(Stored data)
>> start
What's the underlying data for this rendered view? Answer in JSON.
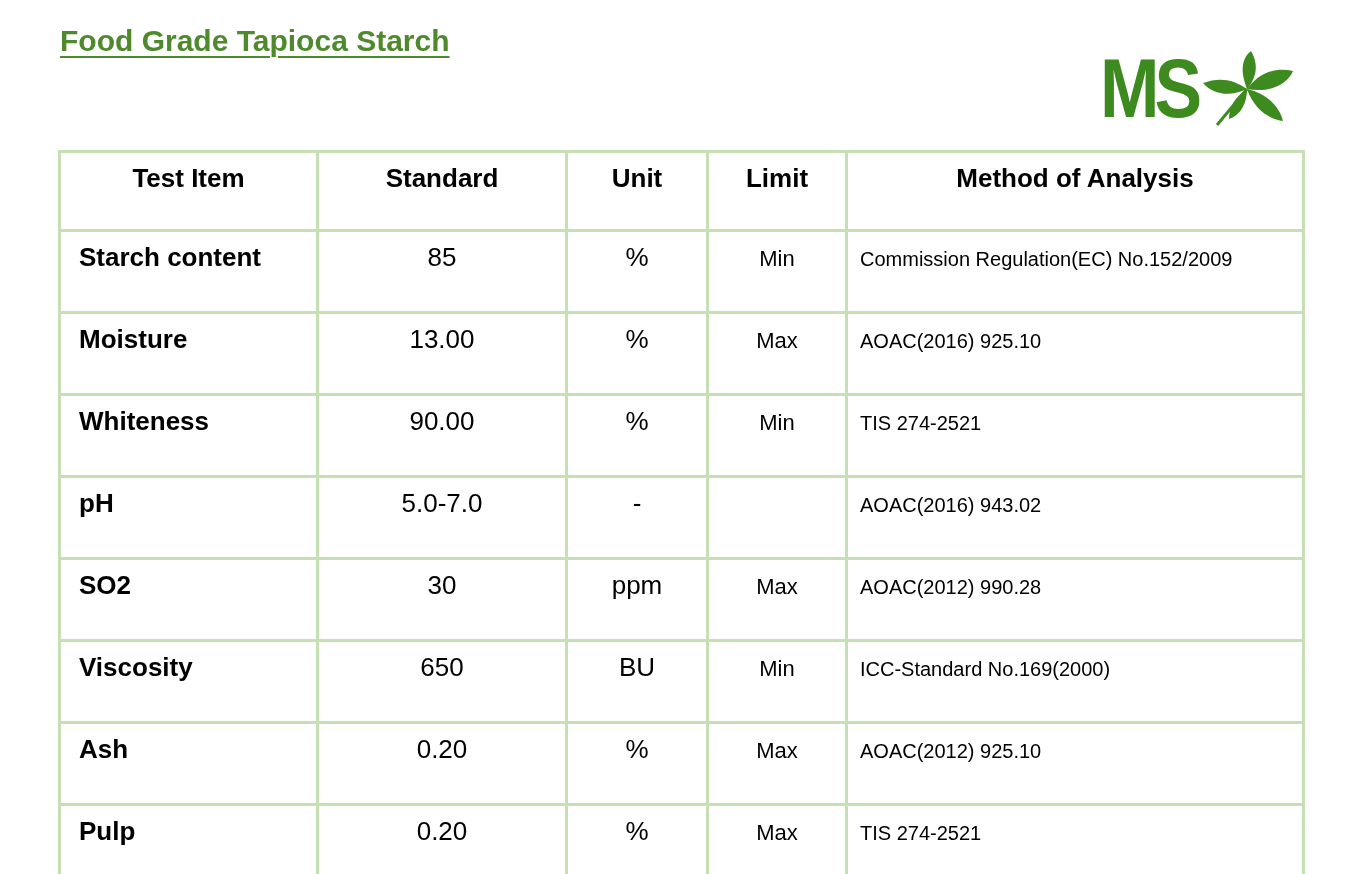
{
  "title": "Food Grade Tapioca Starch",
  "logo": {
    "text": "MS"
  },
  "table": {
    "columns": [
      "Test Item",
      "Standard",
      "Unit",
      "Limit",
      "Method of Analysis"
    ],
    "rows": [
      {
        "test_item": "Starch content",
        "standard": "85",
        "unit": "%",
        "limit": "Min",
        "method": "Commission Regulation(EC) No.152/2009"
      },
      {
        "test_item": "Moisture",
        "standard": "13.00",
        "unit": "%",
        "limit": "Max",
        "method": "AOAC(2016) 925.10"
      },
      {
        "test_item": "Whiteness",
        "standard": "90.00",
        "unit": "%",
        "limit": "Min",
        "method": "TIS 274-2521"
      },
      {
        "test_item": "pH",
        "standard": "5.0-7.0",
        "unit": "-",
        "limit": "",
        "method": "AOAC(2016) 943.02"
      },
      {
        "test_item": "SO2",
        "standard": "30",
        "unit": "ppm",
        "limit": "Max",
        "method": "AOAC(2012) 990.28"
      },
      {
        "test_item": "Viscosity",
        "standard": "650",
        "unit": "BU",
        "limit": "Min",
        "method": "ICC-Standard No.169(2000)"
      },
      {
        "test_item": "Ash",
        "standard": "0.20",
        "unit": "%",
        "limit": "Max",
        "method": "AOAC(2012) 925.10"
      },
      {
        "test_item": "Pulp",
        "standard": "0.20",
        "unit": "%",
        "limit": "Max",
        "method": "TIS 274-2521"
      }
    ]
  }
}
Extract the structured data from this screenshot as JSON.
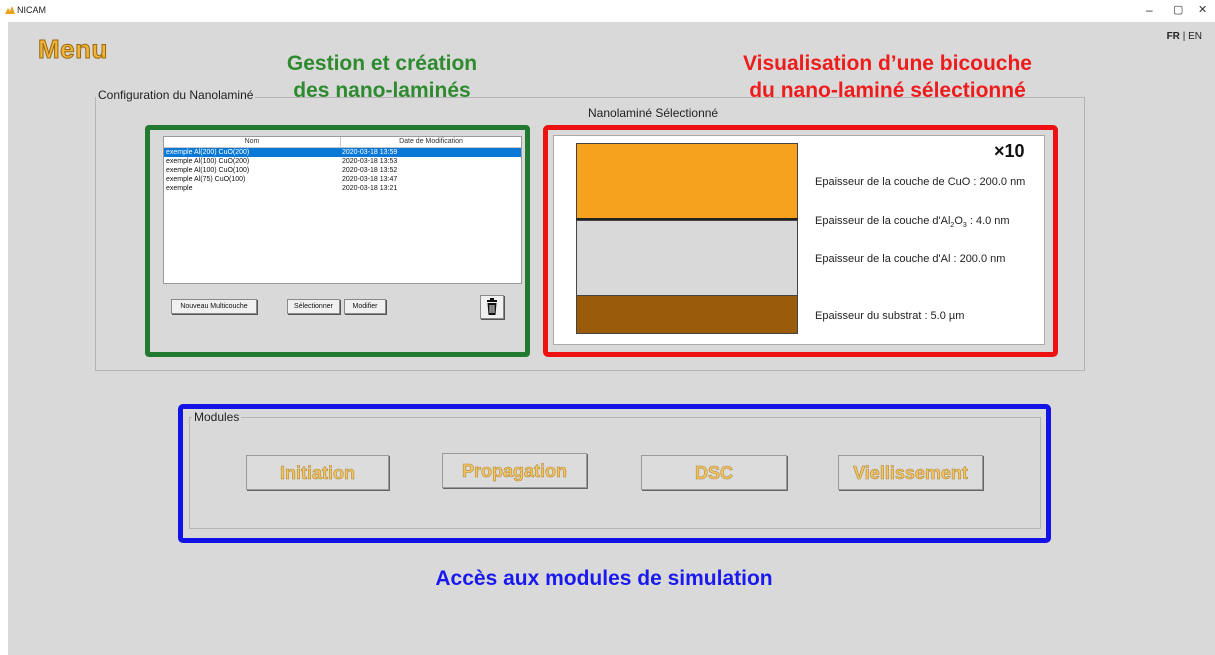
{
  "window": {
    "title": "NICAM",
    "minimize": "–",
    "maximize": "▢",
    "close": "✕"
  },
  "lang": {
    "fr": "FR",
    "sep": "|",
    "en": "EN"
  },
  "menu_title": "Menu",
  "annotations": {
    "green_line1": "Gestion et création",
    "green_line2": "des nano-laminés",
    "red_line1": "Visualisation d’une bicouche",
    "red_line2": "du nano-laminé sélectionné",
    "blue": "Accès aux modules de simulation"
  },
  "config": {
    "group_label": "Configuration du Nanolaminé",
    "selected_label": "Nanolaminé Sélectionné",
    "list": {
      "columns": [
        "Nom",
        "Date de Modification"
      ],
      "rows": [
        {
          "name": "exemple Al(200) CuO(200)",
          "date": "2020-03-18 13:59",
          "selected": true
        },
        {
          "name": "exemple Al(100) CuO(200)",
          "date": "2020-03-18 13:53"
        },
        {
          "name": "exemple Al(100) CuO(100)",
          "date": "2020-03-18 13:52"
        },
        {
          "name": "exemple Al(75) CuO(100)",
          "date": "2020-03-18 13:47"
        },
        {
          "name": "exemple",
          "date": "2020-03-18 13:21"
        }
      ]
    },
    "buttons": {
      "new": "Nouveau Multicouche",
      "select": "Sélectionner",
      "modify": "Modifier",
      "delete_icon": "trash-icon"
    }
  },
  "viz": {
    "multiplier": "×10",
    "cuo": "Epaisseur de la couche de CuO : 200.0 nm",
    "al2o3_prefix": "Epaisseur de la couche d'Al",
    "al2o3_sub2": "2",
    "al2o3_o": "O",
    "al2o3_sub3": "3",
    "al2o3_suffix": " : 4.0 nm",
    "al": "Epaisseur de la couche d'Al : 200.0 nm",
    "substrate": "Epaisseur du substrat : 5.0 µm",
    "colors": {
      "cuo": "#f6a21f",
      "al2o3": "#222222",
      "al": "#d9d9d9",
      "substrate": "#9a5b0b"
    }
  },
  "modules": {
    "group_label": "Modules",
    "buttons": [
      "Initiation",
      "Propagation",
      "DSC",
      "Viellissement"
    ]
  },
  "colors": {
    "green": "#217a2f",
    "red": "#ee1111",
    "blue": "#1313e8",
    "menu": "#f2b33a"
  }
}
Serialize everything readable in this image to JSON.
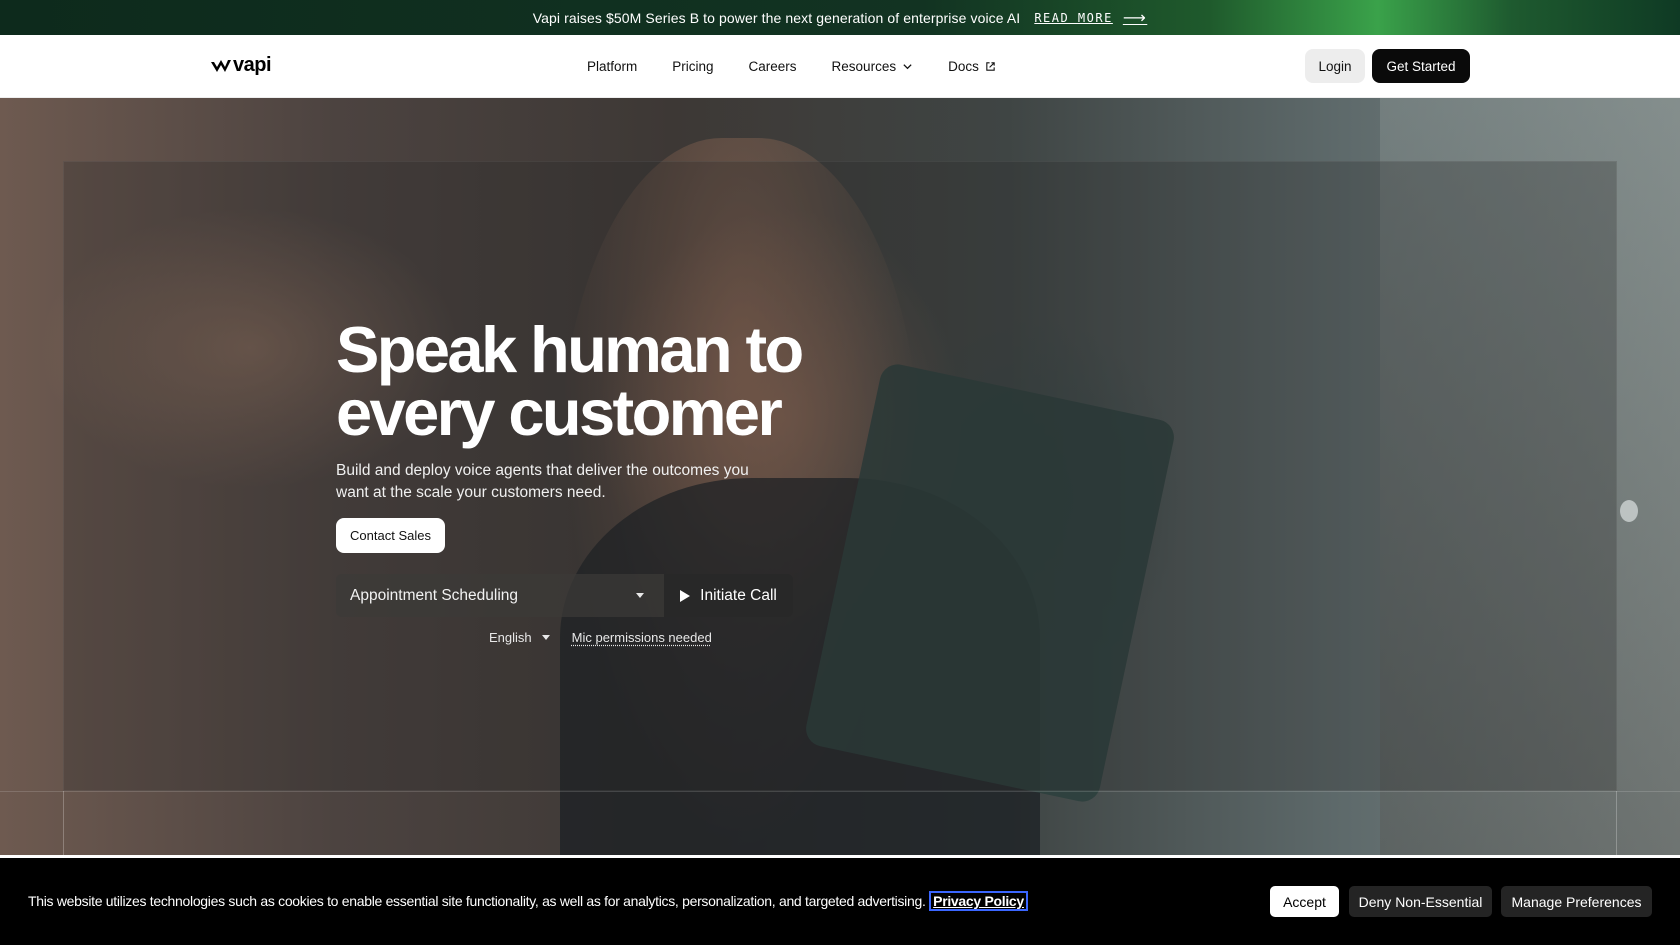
{
  "announcement": {
    "text": "Vapi raises $50M Series B to power the next generation of enterprise voice AI",
    "link_label": "READ MORE",
    "arrow_icon": "arrow-right-icon"
  },
  "header": {
    "logo_text": "vapi",
    "nav": [
      {
        "label": "Platform"
      },
      {
        "label": "Pricing"
      },
      {
        "label": "Careers"
      },
      {
        "label": "Resources",
        "icon": "chevron-down-icon"
      },
      {
        "label": "Docs",
        "icon": "external-link-icon"
      }
    ],
    "login_label": "Login",
    "get_started_label": "Get Started"
  },
  "hero": {
    "title_line1": "Speak human to",
    "title_line2": "every customer",
    "subtitle": "Build and deploy voice agents that deliver the outcomes you want at the scale your customers need.",
    "contact_label": "Contact Sales",
    "demo": {
      "selected_use_case": "Appointment Scheduling",
      "call_label": "Initiate Call",
      "language": "English",
      "mic_notice": "Mic permissions needed"
    }
  },
  "cookie": {
    "text": "This website utilizes technologies such as cookies to enable essential site functionality, as well as for analytics, personalization, and targeted advertising.",
    "privacy_link": "Privacy Policy",
    "accept_label": "Accept",
    "deny_label": "Deny Non-Essential",
    "manage_label": "Manage Preferences"
  },
  "colors": {
    "brand_black": "#0a0a0a",
    "announcement_green": "#3aa24a",
    "link_focus": "#3a66ff"
  }
}
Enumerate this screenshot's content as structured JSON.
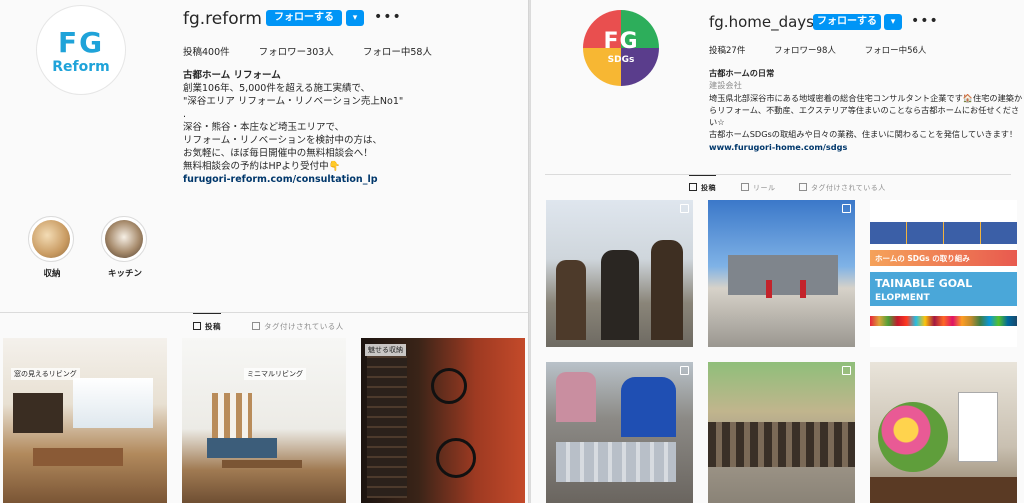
{
  "left": {
    "avatar": {
      "logo_top": "FG",
      "logo_bottom": "Reform",
      "color": "#1fa3d9"
    },
    "username": "fg.reform",
    "follow_label": "フォローする",
    "more_icon": "ellipsis-icon",
    "stats": {
      "posts": "投稿400件",
      "followers": "フォロワー303人",
      "following": "フォロー中58人"
    },
    "bio": {
      "name": "古都ホーム リフォーム",
      "lines": [
        "創業106年、5,000件を超える施工実績で、",
        "\"深谷エリア リフォーム・リノベーション売上No1\"",
        ".",
        "深谷・熊谷・本庄など埼玉エリアで、",
        "リフォーム・リノベーションを検討中の方は、",
        "お気軽に、ほぼ毎日開催中の無料相談会へ！",
        "無料相談会の予約はHPより受付中👇"
      ],
      "link": "furugori-reform.com/consultation_lp"
    },
    "highlights": [
      {
        "label": "収納"
      },
      {
        "label": "キッチン"
      }
    ],
    "tabs": {
      "posts": "投稿",
      "tagged": "タグ付けされている人"
    },
    "posts": [
      {
        "caption": "窓の見えるリビング"
      },
      {
        "caption": "ミニマルリビング"
      },
      {
        "caption": "魅せる収納"
      }
    ]
  },
  "right": {
    "avatar": {
      "logo_top": "FG",
      "logo_bottom": "SDGs"
    },
    "username": "fg.home_days",
    "follow_label": "フォローする",
    "more_icon": "ellipsis-icon",
    "stats": {
      "posts": "投稿27件",
      "followers": "フォロワー98人",
      "following": "フォロー中56人"
    },
    "bio": {
      "name": "古都ホームの日常",
      "category": "建設会社",
      "lines": [
        "埼玉県北部深谷市にある地域密着の総合住宅コンサルタント企業です🏠住宅の建築か",
        "らリフォーム、不動産、エクステリア等住まいのことなら古都ホームにお任せくださ",
        "い☆",
        "古都ホームSDGsの取組みや日々の業務、住まいに関わることを発信していきます！"
      ],
      "link": "www.furugori-home.com/sdgs"
    },
    "tabs": {
      "posts": "投稿",
      "reels": "リール",
      "tagged": "タグ付けされている人"
    },
    "posts": [
      {
        "caption": ""
      },
      {
        "caption": ""
      },
      {
        "caption": "ホームの SDGs の取り組み",
        "caption2": "TAINABLE GOAL",
        "caption3": "ELOPMENT"
      },
      {
        "caption": ""
      },
      {
        "caption": ""
      },
      {
        "caption": ""
      }
    ]
  }
}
>> end
Scan the entries above and work out how many lines include the word "Starch"; the reply is that number alone.

2